- **Exercise data**
:::::

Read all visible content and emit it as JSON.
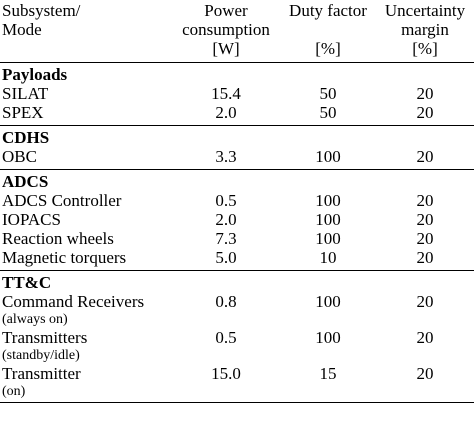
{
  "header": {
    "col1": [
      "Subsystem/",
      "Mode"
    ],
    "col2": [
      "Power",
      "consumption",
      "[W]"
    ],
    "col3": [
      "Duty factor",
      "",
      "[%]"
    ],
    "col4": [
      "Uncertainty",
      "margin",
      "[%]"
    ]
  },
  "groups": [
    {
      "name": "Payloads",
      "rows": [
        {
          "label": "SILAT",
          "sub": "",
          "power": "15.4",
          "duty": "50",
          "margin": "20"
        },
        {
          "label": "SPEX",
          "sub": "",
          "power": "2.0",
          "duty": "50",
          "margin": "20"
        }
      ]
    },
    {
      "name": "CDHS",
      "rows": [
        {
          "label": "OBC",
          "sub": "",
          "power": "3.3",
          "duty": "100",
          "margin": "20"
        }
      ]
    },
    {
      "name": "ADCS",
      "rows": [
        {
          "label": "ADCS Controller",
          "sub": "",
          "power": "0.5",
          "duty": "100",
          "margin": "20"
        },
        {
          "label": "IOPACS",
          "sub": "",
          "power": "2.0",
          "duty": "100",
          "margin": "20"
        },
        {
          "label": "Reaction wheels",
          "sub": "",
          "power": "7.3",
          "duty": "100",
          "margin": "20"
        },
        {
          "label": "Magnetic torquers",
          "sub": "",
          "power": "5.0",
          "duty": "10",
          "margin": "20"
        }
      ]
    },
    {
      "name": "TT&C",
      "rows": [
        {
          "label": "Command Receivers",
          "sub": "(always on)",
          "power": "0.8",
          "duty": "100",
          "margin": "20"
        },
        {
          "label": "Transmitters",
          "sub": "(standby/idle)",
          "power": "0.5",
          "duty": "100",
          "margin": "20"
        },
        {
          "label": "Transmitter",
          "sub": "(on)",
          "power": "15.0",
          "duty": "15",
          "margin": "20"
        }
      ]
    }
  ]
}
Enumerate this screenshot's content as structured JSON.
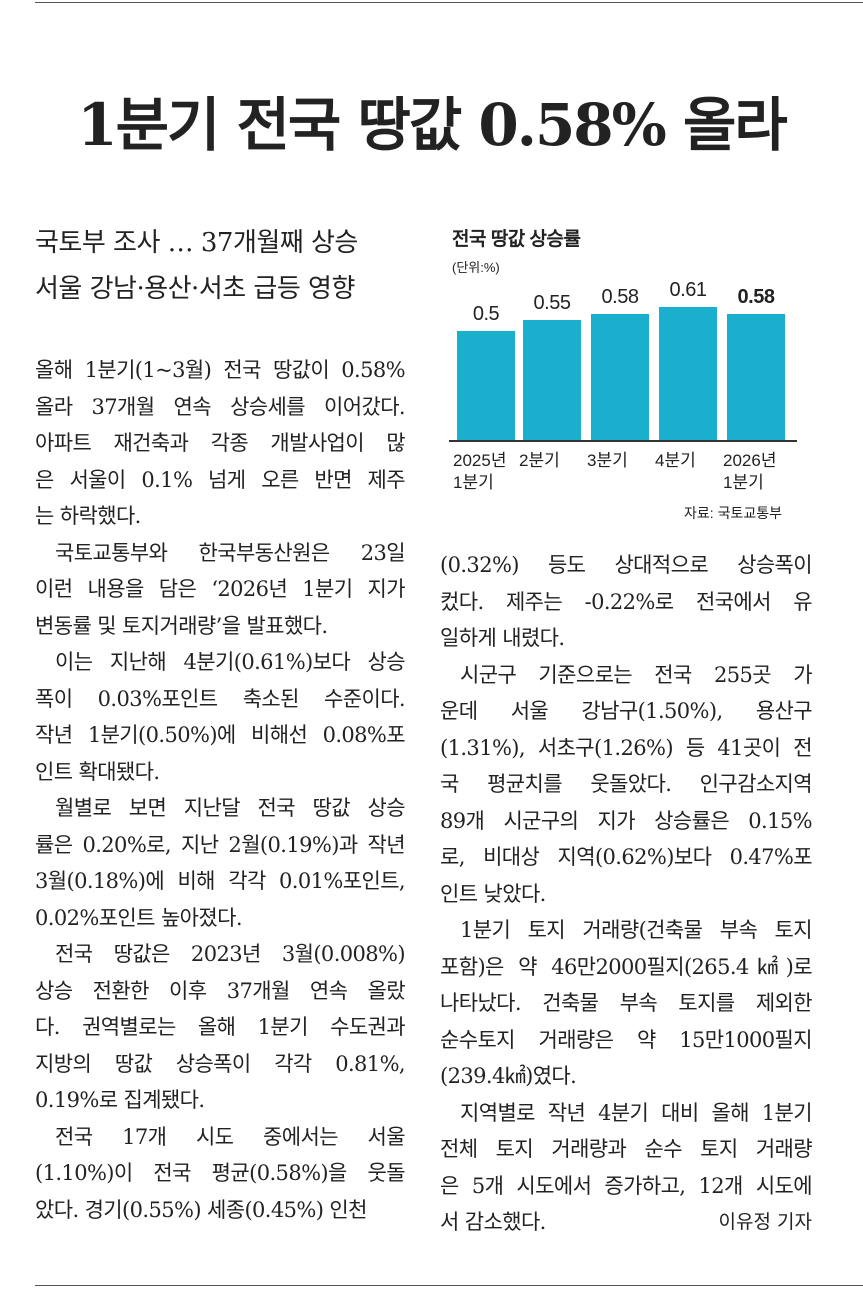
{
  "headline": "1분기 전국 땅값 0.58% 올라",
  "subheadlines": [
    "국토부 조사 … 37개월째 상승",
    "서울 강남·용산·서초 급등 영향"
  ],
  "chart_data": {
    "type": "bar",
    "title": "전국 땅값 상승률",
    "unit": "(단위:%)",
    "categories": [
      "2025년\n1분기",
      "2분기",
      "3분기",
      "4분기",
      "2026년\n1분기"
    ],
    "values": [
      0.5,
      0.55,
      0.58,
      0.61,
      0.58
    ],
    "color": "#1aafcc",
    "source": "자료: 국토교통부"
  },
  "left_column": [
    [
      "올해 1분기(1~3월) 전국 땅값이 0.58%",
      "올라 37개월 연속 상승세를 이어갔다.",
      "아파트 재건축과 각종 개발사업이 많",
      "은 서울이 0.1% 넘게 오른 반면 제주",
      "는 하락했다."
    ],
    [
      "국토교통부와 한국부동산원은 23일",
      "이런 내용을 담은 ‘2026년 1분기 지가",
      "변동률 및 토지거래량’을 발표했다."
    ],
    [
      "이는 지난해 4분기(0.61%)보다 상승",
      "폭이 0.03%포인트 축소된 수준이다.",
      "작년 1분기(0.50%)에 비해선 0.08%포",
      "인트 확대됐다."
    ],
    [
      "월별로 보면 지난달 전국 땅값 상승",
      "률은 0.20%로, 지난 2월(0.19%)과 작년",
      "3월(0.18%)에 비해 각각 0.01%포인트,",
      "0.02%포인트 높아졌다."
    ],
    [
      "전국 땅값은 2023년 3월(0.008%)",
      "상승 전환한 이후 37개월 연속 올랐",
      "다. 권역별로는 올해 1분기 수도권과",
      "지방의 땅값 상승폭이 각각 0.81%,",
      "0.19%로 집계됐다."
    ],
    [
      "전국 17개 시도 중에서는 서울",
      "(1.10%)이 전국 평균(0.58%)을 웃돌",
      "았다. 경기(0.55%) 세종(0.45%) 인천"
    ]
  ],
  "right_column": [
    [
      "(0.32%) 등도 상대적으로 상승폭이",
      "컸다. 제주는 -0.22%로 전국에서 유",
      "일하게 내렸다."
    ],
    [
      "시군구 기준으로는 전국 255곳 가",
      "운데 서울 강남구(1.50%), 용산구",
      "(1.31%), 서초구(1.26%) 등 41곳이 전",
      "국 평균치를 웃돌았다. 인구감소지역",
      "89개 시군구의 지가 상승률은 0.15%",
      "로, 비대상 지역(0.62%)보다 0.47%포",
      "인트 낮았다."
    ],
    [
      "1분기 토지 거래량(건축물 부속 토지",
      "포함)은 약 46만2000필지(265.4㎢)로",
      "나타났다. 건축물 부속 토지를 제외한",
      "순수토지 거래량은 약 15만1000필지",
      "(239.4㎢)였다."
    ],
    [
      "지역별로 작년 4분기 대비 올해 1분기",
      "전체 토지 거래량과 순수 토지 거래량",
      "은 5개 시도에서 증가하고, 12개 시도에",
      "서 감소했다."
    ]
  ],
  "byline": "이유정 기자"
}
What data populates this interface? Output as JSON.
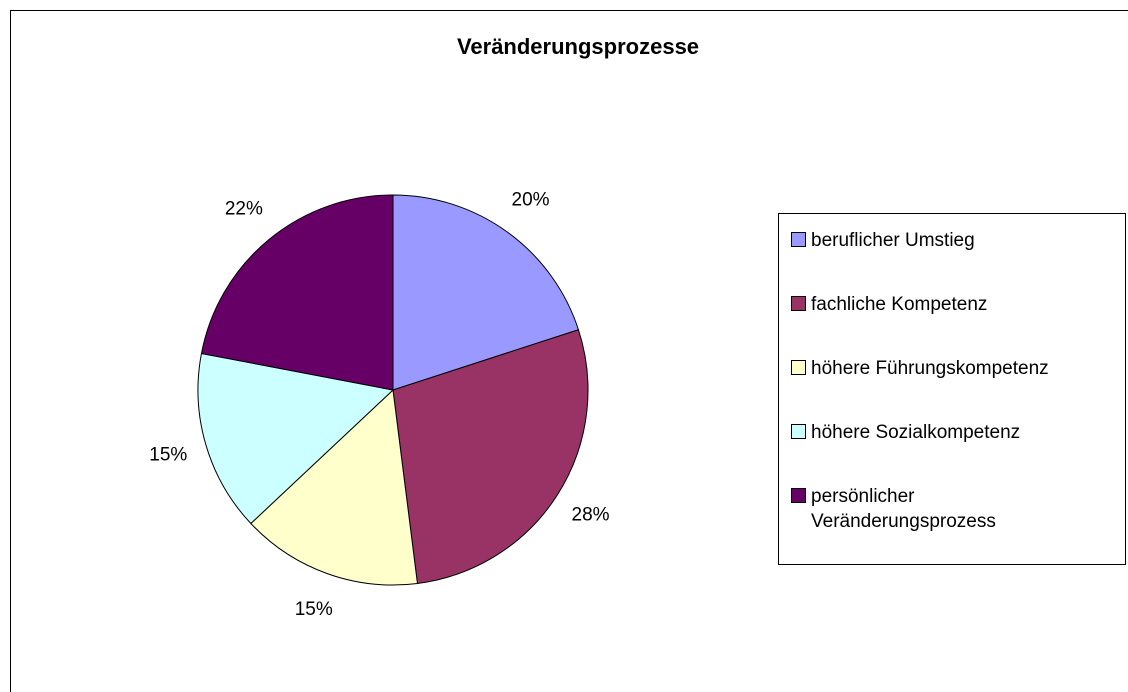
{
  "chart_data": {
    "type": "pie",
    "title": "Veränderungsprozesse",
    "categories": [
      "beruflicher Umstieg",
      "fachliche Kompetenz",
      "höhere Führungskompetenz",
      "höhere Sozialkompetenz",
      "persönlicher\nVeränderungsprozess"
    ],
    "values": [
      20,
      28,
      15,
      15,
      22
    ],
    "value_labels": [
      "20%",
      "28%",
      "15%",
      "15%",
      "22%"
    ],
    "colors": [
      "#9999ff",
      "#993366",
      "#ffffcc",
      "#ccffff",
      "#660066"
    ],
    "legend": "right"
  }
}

:::::

- **Problem description**
How many of the lines above hold the word "JSON"? Give only that number.

- **Complete answer**
3